▶ _Required task_: Across the entries below, count the lines in which the word "style" occurs. Reply with the count alone.

[START OF Provided records]

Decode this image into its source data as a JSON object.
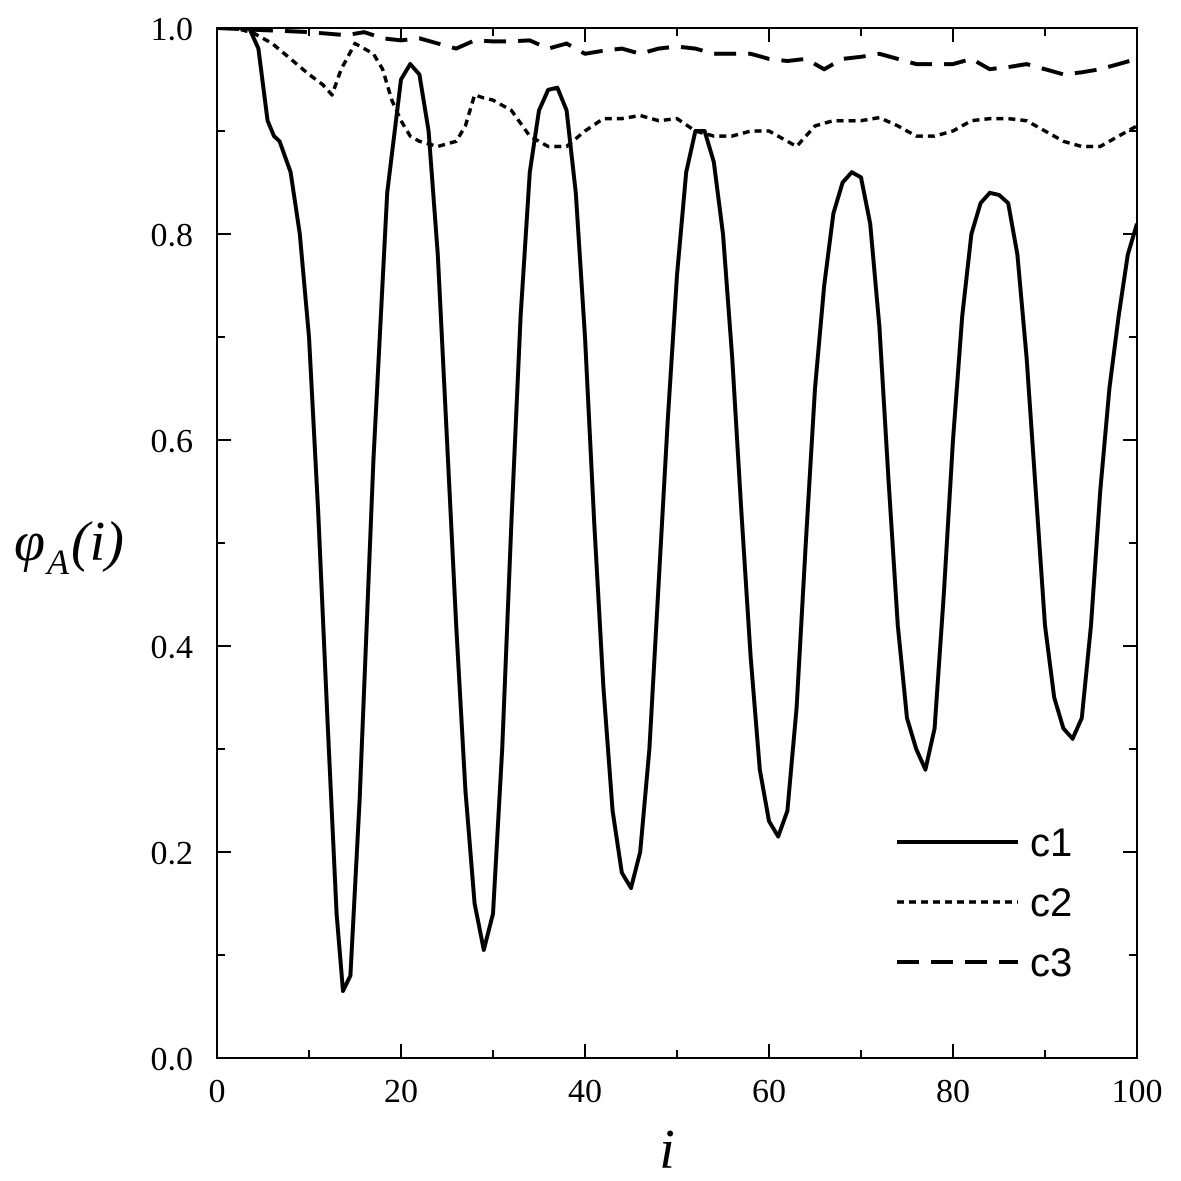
{
  "chart_data": {
    "type": "line",
    "title": "",
    "xlabel": "i",
    "ylabel": {
      "main": "φ",
      "sub": "A",
      "arg": "(i)"
    },
    "xlim": [
      0,
      100
    ],
    "ylim": [
      0.0,
      1.0
    ],
    "xticks": [
      0,
      20,
      40,
      60,
      80,
      100
    ],
    "xtick_labels": [
      "0",
      "20",
      "40",
      "60",
      "80",
      "100"
    ],
    "yticks": [
      0.0,
      0.2,
      0.4,
      0.6,
      0.8,
      1.0
    ],
    "ytick_labels": [
      "0.0",
      "0.2",
      "0.4",
      "0.6",
      "0.8",
      "1.0"
    ],
    "grid": false,
    "legend": "bottom-right",
    "series": [
      {
        "name": "c1",
        "style": "solid",
        "color": "#000000",
        "x": [
          0,
          2,
          3.5,
          4.5,
          5.5,
          6.2,
          6.8,
          8,
          9,
          10,
          11,
          12,
          13,
          13.7,
          14.5,
          15.5,
          17,
          18.5,
          20,
          21,
          22,
          23,
          24,
          25,
          26,
          27,
          28,
          29,
          30,
          31,
          32,
          33,
          34,
          35,
          36,
          37,
          38,
          39,
          40,
          41,
          42,
          43,
          44,
          45,
          46,
          47,
          48,
          49,
          50,
          51,
          52,
          53,
          54,
          55,
          56,
          57,
          58,
          59,
          60,
          61,
          62,
          63,
          64,
          65,
          66,
          67,
          68,
          69,
          70,
          71,
          72,
          73,
          74,
          75,
          76,
          77,
          78,
          79,
          80,
          81,
          82,
          83,
          84,
          85,
          86,
          87,
          88,
          89,
          90,
          91,
          92,
          93,
          94,
          95,
          96,
          97,
          98,
          99,
          100
        ],
        "y": [
          1.0,
          1.0,
          1.0,
          0.98,
          0.91,
          0.895,
          0.89,
          0.86,
          0.8,
          0.7,
          0.53,
          0.33,
          0.14,
          0.065,
          0.08,
          0.25,
          0.58,
          0.84,
          0.95,
          0.965,
          0.955,
          0.9,
          0.78,
          0.6,
          0.42,
          0.26,
          0.15,
          0.105,
          0.14,
          0.3,
          0.52,
          0.72,
          0.86,
          0.92,
          0.94,
          0.942,
          0.92,
          0.84,
          0.7,
          0.52,
          0.36,
          0.24,
          0.18,
          0.165,
          0.2,
          0.3,
          0.46,
          0.62,
          0.76,
          0.86,
          0.9,
          0.9,
          0.87,
          0.8,
          0.68,
          0.53,
          0.39,
          0.28,
          0.23,
          0.215,
          0.24,
          0.34,
          0.5,
          0.65,
          0.75,
          0.82,
          0.85,
          0.86,
          0.855,
          0.81,
          0.71,
          0.56,
          0.42,
          0.33,
          0.3,
          0.28,
          0.32,
          0.45,
          0.6,
          0.72,
          0.8,
          0.83,
          0.84,
          0.838,
          0.83,
          0.78,
          0.68,
          0.55,
          0.42,
          0.35,
          0.32,
          0.31,
          0.33,
          0.42,
          0.55,
          0.65,
          0.72,
          0.78,
          0.81
        ],
        "_note_y_range": "data values"
      },
      {
        "name": "c2",
        "style": "dotted",
        "color": "#000000",
        "x": [
          0,
          2,
          4,
          6,
          8,
          10,
          11.5,
          12.5,
          13.5,
          15,
          16,
          17,
          18,
          19,
          20,
          21,
          22,
          24,
          26,
          27,
          28,
          29,
          30,
          32,
          34,
          36,
          38,
          40,
          42,
          44,
          46,
          48,
          50,
          52,
          54,
          56,
          58,
          60,
          62,
          63,
          65,
          67,
          68,
          70,
          72,
          74,
          76,
          78,
          80,
          82,
          84,
          86,
          88,
          90,
          92,
          94,
          96,
          98,
          100
        ],
        "y": [
          1.0,
          1.0,
          0.995,
          0.985,
          0.97,
          0.955,
          0.945,
          0.935,
          0.96,
          0.985,
          0.98,
          0.975,
          0.96,
          0.93,
          0.91,
          0.895,
          0.89,
          0.885,
          0.89,
          0.905,
          0.935,
          0.932,
          0.93,
          0.92,
          0.895,
          0.885,
          0.885,
          0.9,
          0.912,
          0.912,
          0.915,
          0.91,
          0.912,
          0.9,
          0.895,
          0.895,
          0.9,
          0.9,
          0.89,
          0.885,
          0.905,
          0.91,
          0.91,
          0.91,
          0.913,
          0.905,
          0.895,
          0.895,
          0.9,
          0.91,
          0.912,
          0.912,
          0.91,
          0.9,
          0.89,
          0.885,
          0.885,
          0.895,
          0.905
        ]
      },
      {
        "name": "c3",
        "style": "dashed",
        "color": "#000000",
        "x": [
          0,
          5,
          10,
          14,
          16,
          18,
          20,
          22,
          24,
          26,
          28,
          30,
          32,
          34,
          36,
          38,
          40,
          42,
          44,
          46,
          48,
          50,
          52,
          54,
          56,
          58,
          60,
          62,
          64,
          66,
          68,
          70,
          72,
          74,
          76,
          78,
          80,
          82,
          84,
          86,
          88,
          90,
          92,
          94,
          96,
          98,
          100
        ],
        "y": [
          1.0,
          0.998,
          0.996,
          0.993,
          0.996,
          0.99,
          0.988,
          0.99,
          0.985,
          0.98,
          0.988,
          0.987,
          0.987,
          0.988,
          0.98,
          0.985,
          0.975,
          0.978,
          0.98,
          0.975,
          0.98,
          0.982,
          0.98,
          0.975,
          0.975,
          0.975,
          0.97,
          0.968,
          0.97,
          0.96,
          0.97,
          0.972,
          0.975,
          0.97,
          0.965,
          0.965,
          0.965,
          0.97,
          0.96,
          0.962,
          0.965,
          0.96,
          0.955,
          0.957,
          0.96,
          0.965,
          0.97
        ]
      }
    ]
  }
}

[END OF Provided records]

▶ _Reply to the task_: 3